- **DIRECTIONS FOR THIS TASK**: Extract every line where the string "time" appears.

+++++

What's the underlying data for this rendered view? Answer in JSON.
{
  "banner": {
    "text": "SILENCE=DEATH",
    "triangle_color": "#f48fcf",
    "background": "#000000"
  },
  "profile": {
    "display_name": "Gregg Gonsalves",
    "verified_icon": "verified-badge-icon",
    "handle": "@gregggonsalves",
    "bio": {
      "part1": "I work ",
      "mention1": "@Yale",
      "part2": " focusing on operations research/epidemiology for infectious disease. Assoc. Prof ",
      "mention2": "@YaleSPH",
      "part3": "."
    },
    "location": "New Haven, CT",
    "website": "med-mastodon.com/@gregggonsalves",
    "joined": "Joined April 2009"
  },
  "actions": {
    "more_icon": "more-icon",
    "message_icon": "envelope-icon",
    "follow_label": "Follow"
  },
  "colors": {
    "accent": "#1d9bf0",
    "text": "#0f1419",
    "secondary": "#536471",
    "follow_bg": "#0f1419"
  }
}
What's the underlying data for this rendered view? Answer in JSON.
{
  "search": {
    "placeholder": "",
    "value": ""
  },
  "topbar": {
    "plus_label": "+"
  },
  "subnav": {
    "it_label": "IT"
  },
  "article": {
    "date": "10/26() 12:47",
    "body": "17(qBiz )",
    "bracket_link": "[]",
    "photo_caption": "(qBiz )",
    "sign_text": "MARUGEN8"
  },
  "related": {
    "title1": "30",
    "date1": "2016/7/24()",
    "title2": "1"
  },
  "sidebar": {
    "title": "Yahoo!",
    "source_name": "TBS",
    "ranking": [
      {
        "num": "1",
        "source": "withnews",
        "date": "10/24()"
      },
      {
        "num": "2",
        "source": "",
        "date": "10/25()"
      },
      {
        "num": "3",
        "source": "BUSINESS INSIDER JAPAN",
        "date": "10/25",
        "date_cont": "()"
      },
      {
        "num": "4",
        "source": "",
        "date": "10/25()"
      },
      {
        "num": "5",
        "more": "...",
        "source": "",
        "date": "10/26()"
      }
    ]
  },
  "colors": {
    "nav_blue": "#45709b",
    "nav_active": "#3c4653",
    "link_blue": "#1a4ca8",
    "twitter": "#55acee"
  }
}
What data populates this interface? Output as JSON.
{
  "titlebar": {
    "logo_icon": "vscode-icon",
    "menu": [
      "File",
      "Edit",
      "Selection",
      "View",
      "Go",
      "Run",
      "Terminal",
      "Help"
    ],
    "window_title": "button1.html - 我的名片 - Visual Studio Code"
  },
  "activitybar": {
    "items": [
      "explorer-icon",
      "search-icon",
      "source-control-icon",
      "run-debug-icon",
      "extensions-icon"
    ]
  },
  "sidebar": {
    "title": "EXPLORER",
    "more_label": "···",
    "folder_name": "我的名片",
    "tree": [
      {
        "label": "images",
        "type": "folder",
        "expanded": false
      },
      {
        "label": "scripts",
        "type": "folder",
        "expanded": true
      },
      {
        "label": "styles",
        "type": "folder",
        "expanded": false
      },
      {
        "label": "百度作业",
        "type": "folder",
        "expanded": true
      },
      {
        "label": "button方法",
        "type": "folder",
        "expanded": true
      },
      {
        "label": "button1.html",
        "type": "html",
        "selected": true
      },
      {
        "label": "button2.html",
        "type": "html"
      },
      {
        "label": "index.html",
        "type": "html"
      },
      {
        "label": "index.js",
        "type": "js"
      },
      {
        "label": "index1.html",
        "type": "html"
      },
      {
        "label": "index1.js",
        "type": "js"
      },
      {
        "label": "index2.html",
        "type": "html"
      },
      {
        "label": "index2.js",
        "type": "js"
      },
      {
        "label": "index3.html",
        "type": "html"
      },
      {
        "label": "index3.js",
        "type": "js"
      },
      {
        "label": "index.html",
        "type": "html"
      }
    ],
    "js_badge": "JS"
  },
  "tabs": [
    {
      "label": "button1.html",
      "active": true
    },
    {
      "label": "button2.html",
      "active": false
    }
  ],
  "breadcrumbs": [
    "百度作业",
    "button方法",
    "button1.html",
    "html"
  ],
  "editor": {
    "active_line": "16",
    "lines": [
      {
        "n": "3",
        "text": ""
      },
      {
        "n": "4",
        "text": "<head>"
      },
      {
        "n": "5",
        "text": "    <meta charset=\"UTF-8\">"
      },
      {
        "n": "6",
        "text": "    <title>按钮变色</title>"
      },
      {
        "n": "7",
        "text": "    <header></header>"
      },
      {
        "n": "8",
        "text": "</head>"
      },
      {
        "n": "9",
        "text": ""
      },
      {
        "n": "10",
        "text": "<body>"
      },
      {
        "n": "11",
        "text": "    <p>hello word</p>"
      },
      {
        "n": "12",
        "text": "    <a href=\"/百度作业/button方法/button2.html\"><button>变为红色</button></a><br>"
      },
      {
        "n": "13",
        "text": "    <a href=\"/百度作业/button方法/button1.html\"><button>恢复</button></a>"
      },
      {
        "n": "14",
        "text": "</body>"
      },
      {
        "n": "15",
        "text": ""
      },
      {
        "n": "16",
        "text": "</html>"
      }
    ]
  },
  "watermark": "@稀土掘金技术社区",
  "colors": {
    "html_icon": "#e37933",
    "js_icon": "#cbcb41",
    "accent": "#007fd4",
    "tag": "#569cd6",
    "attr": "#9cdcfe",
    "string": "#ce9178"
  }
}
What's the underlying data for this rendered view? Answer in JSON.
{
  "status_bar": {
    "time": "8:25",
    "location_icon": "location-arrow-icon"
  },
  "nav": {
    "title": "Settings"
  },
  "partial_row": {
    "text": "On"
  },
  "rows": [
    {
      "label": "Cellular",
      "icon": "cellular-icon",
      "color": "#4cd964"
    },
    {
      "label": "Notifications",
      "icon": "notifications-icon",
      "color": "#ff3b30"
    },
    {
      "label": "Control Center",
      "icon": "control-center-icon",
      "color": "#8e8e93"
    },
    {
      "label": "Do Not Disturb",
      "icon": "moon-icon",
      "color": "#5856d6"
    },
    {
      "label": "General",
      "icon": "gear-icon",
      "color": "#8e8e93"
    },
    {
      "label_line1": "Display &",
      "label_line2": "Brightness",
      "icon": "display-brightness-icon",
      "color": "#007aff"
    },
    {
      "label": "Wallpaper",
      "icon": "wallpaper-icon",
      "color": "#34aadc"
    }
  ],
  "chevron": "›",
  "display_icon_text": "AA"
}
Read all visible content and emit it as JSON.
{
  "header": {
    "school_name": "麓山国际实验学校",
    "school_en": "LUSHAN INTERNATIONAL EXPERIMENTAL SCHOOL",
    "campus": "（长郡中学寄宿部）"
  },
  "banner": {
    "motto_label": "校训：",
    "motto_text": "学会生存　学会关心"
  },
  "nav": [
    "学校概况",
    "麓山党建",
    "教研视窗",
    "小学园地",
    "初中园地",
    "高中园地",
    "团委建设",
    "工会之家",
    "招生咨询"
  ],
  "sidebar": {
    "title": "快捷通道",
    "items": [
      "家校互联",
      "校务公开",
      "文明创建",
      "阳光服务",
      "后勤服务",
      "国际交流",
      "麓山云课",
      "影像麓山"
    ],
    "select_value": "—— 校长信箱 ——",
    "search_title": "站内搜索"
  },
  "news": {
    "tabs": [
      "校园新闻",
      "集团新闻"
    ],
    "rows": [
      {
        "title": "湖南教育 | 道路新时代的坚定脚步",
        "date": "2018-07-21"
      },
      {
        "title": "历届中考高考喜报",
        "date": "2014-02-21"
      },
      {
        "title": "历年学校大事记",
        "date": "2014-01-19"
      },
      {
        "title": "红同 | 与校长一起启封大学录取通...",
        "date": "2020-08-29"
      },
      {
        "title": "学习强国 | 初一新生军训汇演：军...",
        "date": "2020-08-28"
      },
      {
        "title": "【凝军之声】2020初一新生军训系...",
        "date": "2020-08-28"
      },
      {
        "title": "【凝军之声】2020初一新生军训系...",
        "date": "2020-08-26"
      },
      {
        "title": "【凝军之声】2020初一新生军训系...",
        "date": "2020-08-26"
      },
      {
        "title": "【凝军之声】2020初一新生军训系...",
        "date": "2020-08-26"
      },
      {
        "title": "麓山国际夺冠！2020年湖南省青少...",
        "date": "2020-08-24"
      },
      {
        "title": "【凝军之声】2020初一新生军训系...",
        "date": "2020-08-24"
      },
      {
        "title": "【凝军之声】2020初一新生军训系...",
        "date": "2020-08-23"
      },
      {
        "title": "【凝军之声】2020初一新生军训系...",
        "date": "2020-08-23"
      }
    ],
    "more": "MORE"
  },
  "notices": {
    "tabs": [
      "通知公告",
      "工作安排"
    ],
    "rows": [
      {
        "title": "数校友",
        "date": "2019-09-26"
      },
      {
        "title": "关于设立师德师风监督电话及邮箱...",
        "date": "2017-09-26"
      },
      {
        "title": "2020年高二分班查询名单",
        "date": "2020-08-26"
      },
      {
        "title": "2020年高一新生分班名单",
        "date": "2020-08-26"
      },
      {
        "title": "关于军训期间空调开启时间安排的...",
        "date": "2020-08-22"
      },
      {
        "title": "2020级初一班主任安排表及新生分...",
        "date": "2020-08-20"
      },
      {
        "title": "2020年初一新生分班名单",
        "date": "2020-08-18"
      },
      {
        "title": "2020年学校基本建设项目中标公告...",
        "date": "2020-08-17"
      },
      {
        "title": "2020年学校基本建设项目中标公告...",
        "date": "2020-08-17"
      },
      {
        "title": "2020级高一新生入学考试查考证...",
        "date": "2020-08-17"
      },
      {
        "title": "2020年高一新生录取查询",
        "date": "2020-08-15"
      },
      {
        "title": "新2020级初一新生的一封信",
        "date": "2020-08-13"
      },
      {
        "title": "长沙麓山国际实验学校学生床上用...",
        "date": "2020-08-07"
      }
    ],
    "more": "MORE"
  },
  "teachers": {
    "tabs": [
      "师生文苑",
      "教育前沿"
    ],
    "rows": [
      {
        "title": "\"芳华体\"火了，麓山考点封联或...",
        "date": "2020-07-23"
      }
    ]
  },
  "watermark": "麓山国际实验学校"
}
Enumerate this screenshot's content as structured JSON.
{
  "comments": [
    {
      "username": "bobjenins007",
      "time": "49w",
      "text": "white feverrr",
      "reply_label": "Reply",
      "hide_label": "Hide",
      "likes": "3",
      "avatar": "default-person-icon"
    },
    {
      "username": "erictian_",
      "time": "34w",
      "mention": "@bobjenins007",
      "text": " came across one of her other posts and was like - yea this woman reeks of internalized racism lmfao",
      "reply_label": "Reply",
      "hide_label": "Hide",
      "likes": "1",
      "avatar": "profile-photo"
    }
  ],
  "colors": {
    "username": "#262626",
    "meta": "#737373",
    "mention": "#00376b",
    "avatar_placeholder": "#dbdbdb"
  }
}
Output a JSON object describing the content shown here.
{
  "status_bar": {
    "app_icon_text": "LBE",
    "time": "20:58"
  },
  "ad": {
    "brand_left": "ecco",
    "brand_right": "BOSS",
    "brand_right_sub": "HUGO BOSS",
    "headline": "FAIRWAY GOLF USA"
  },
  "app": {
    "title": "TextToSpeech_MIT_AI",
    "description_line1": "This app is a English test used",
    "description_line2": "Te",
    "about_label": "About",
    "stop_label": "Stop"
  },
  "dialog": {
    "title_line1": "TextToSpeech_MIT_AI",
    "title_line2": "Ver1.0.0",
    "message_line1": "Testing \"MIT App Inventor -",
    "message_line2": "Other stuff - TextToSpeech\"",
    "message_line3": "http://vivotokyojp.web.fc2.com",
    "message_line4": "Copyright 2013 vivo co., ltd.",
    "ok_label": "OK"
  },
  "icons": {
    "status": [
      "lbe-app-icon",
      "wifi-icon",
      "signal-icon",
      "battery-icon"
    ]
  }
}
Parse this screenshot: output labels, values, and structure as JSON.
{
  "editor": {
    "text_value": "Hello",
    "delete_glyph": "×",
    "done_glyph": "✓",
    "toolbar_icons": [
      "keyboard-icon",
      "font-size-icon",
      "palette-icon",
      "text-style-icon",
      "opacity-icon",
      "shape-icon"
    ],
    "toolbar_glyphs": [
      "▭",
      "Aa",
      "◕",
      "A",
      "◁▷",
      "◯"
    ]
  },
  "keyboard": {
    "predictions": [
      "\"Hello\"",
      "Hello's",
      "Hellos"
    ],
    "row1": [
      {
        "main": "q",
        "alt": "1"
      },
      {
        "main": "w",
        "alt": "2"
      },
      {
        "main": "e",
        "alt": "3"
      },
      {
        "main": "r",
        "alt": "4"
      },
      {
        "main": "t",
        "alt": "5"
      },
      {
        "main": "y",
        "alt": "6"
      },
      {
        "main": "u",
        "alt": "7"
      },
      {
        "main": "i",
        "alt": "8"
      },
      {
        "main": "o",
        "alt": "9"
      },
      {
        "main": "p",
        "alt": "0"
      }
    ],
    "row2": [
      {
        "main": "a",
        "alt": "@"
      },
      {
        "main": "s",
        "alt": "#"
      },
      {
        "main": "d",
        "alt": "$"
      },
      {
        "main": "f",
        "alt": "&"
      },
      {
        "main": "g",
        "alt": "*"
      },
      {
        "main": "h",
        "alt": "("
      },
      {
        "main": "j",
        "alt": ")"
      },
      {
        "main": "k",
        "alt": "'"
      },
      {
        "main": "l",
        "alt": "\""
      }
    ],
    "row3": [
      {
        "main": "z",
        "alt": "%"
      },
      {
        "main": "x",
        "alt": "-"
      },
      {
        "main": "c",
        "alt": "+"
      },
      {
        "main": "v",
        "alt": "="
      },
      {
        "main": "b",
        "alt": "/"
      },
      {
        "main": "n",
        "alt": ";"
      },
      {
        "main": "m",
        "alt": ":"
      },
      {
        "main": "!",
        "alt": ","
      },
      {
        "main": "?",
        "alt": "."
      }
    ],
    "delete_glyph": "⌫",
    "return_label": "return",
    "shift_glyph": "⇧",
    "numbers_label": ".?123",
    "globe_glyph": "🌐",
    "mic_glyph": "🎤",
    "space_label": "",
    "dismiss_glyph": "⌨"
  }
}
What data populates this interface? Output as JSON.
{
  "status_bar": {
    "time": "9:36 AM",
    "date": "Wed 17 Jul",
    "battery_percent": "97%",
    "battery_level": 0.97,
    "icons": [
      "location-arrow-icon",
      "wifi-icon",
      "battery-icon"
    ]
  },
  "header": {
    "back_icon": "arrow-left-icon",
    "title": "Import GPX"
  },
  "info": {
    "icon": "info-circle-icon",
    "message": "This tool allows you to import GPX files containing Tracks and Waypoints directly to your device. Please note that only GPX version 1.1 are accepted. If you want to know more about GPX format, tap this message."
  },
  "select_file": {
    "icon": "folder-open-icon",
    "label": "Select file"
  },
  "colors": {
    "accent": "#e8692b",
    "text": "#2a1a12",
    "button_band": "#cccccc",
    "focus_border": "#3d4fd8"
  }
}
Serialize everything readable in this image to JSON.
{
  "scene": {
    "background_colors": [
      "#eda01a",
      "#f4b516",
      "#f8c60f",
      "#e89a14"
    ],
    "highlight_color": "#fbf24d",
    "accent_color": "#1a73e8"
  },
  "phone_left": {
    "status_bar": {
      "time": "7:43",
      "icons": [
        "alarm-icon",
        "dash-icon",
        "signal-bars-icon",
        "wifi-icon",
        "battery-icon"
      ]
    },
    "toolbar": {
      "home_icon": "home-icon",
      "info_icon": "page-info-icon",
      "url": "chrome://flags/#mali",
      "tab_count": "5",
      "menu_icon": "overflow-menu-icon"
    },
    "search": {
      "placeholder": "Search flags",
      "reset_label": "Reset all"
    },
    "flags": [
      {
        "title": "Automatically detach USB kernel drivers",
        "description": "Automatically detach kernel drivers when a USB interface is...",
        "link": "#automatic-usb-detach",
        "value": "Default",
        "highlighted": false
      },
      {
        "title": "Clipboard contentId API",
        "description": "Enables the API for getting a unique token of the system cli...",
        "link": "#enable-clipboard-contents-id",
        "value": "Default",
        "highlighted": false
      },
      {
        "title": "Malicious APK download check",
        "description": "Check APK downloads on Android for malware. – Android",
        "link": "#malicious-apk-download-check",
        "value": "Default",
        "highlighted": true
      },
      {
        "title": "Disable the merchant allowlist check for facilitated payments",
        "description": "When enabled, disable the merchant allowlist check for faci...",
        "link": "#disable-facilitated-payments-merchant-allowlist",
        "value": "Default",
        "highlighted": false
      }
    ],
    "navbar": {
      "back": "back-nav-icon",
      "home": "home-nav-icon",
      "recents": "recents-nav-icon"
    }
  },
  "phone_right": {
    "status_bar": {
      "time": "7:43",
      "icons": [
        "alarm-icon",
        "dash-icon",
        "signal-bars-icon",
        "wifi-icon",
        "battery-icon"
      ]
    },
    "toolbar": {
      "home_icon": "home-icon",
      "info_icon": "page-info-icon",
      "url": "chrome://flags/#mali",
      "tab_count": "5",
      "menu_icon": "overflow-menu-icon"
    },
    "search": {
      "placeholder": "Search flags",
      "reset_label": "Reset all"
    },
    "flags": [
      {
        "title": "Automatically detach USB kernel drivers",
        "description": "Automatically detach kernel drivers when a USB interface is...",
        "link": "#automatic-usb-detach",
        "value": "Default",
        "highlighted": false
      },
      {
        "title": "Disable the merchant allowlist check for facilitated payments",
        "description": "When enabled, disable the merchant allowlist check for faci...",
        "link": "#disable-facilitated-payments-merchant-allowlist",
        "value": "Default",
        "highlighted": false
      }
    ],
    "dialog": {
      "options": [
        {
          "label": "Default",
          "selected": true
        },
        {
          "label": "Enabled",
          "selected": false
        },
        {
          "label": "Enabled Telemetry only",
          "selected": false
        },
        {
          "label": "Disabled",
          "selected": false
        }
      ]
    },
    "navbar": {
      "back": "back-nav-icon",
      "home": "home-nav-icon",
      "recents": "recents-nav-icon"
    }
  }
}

+++++

- **COMPLETE OUTPUT**:
    "time": "8:25",
      "time": "49w",
      "time": "34w",
    "time": "20:58"
    "time": "9:36 AM",
      "time": "7:43",
      "time": "7:43",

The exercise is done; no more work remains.